Collect every line that includes the string "kind".

>> begin Dataset excerpts

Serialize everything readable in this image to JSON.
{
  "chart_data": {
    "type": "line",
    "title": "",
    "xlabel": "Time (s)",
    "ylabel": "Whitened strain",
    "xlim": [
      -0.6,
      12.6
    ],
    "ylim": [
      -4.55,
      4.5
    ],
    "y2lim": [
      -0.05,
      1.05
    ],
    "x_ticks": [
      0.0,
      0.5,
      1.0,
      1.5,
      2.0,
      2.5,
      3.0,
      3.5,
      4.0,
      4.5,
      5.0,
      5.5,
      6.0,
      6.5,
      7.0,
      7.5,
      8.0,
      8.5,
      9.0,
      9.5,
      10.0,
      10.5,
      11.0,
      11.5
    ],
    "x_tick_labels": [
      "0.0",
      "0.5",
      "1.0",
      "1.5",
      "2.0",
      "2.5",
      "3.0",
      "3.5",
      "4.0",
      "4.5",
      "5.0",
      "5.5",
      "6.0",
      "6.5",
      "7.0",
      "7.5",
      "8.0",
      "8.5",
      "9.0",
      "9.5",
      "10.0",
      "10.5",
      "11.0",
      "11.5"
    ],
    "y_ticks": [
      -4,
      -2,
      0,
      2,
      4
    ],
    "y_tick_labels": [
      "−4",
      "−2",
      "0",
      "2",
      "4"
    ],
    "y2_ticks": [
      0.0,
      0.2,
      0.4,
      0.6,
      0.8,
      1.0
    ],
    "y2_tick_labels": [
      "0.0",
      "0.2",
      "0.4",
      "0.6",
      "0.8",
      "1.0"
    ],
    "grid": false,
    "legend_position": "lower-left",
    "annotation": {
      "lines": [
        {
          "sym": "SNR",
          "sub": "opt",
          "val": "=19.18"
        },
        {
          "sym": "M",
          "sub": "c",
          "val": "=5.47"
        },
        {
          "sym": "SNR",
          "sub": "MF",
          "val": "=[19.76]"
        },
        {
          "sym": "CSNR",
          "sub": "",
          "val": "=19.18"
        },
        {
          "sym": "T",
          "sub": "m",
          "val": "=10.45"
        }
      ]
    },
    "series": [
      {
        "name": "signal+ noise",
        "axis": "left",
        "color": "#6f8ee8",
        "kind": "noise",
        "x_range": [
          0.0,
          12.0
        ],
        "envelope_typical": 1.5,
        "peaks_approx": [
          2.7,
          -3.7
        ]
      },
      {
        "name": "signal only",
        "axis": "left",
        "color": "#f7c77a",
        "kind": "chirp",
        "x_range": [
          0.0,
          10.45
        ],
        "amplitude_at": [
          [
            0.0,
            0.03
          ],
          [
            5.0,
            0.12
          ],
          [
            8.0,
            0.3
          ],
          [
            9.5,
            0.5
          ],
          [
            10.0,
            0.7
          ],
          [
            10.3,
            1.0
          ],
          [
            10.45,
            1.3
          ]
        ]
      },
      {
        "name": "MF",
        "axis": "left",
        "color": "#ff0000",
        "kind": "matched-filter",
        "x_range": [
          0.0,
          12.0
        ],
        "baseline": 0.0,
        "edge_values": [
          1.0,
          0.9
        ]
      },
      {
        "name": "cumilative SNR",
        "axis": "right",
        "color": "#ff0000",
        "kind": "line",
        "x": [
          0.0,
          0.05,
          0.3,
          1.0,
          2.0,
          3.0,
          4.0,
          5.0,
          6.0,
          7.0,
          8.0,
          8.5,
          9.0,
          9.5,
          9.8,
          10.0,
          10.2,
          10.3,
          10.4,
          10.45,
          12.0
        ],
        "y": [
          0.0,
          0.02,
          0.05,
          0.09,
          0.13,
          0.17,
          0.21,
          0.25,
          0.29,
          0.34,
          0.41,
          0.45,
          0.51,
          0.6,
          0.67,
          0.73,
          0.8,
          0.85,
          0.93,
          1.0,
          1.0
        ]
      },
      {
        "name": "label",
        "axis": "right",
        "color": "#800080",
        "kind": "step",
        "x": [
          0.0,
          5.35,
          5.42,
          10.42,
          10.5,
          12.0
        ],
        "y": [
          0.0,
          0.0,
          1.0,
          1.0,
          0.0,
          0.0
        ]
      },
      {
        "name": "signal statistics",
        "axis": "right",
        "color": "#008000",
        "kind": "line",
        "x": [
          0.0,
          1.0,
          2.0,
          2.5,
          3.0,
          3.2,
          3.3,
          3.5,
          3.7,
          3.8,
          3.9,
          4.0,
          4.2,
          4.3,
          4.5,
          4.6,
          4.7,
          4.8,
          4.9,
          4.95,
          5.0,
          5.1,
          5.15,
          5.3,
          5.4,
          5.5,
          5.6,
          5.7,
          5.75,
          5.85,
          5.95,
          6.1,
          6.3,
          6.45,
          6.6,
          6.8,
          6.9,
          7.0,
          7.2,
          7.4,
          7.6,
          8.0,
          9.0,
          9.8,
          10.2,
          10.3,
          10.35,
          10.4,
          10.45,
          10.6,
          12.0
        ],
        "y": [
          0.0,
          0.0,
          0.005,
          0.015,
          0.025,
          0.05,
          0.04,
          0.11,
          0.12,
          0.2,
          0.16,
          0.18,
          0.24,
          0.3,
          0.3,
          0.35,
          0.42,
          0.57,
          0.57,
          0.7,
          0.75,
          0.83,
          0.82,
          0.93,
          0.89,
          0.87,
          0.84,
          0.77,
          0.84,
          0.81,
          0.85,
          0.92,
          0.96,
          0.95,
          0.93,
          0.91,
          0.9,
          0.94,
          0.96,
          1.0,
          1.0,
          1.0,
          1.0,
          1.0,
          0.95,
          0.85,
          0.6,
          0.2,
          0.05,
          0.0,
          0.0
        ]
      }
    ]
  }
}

>> end Dataset excerpts
>> begin Dataset excerpts

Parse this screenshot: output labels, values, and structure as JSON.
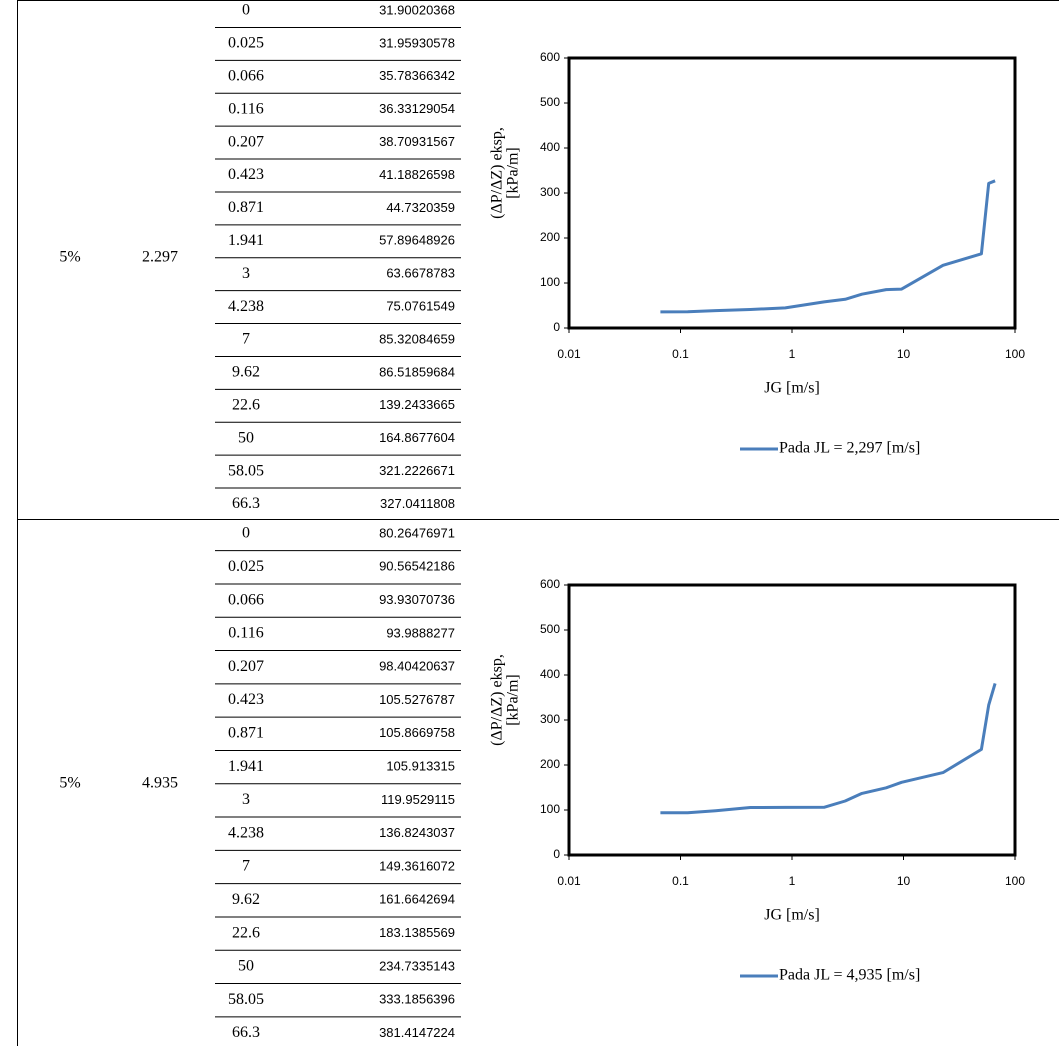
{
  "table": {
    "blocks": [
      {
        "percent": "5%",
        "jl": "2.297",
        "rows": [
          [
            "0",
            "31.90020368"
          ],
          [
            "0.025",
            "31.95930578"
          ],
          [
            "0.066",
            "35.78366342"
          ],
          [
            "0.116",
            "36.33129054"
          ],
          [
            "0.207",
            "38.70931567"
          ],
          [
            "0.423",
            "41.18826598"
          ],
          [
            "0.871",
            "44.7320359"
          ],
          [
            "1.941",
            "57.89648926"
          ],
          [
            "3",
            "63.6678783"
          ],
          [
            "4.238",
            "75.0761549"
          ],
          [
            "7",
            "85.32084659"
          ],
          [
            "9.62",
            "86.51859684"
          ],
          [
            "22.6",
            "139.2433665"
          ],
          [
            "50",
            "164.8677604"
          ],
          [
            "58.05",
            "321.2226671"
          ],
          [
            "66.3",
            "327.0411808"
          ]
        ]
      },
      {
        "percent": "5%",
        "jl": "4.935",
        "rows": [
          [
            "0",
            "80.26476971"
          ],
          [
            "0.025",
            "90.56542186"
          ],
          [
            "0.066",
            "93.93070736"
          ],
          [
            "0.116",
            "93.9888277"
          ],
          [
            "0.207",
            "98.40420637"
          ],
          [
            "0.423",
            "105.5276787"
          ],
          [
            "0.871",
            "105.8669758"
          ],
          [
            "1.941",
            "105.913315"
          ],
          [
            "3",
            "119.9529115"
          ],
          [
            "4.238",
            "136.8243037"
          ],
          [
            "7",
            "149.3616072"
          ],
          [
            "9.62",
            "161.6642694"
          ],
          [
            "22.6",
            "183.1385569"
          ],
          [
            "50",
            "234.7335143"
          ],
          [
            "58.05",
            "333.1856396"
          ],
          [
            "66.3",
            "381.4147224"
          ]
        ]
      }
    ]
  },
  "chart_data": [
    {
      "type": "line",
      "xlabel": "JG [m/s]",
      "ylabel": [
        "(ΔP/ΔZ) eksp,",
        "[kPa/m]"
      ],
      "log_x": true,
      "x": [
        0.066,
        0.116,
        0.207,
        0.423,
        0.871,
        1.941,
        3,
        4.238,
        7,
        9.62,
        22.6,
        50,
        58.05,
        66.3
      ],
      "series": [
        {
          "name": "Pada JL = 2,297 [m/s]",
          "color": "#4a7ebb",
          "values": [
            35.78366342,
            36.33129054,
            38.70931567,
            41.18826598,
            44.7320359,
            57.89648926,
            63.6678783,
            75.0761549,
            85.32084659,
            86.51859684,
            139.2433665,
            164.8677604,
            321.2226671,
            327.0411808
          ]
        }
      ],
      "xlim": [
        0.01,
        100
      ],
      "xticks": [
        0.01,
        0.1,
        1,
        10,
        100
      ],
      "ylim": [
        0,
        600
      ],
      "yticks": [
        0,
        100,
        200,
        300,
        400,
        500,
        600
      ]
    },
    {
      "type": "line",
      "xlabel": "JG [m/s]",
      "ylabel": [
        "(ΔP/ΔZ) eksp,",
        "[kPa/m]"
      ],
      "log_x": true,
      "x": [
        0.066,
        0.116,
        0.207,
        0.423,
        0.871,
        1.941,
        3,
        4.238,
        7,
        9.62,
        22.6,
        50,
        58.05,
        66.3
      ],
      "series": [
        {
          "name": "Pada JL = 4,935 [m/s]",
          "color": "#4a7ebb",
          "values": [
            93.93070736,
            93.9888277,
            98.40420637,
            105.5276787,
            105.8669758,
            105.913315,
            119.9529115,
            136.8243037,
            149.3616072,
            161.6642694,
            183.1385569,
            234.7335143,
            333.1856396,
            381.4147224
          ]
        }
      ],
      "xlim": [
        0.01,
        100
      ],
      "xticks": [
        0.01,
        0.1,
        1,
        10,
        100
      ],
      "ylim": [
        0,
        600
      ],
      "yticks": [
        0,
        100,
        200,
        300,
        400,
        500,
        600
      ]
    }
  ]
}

>> end Dataset excerpts

Right answer:
        "kind": "noise",
        "kind": "chirp",
        "kind": "matched-filter",
        "kind": "line",
        "kind": "step",
        "kind": "line",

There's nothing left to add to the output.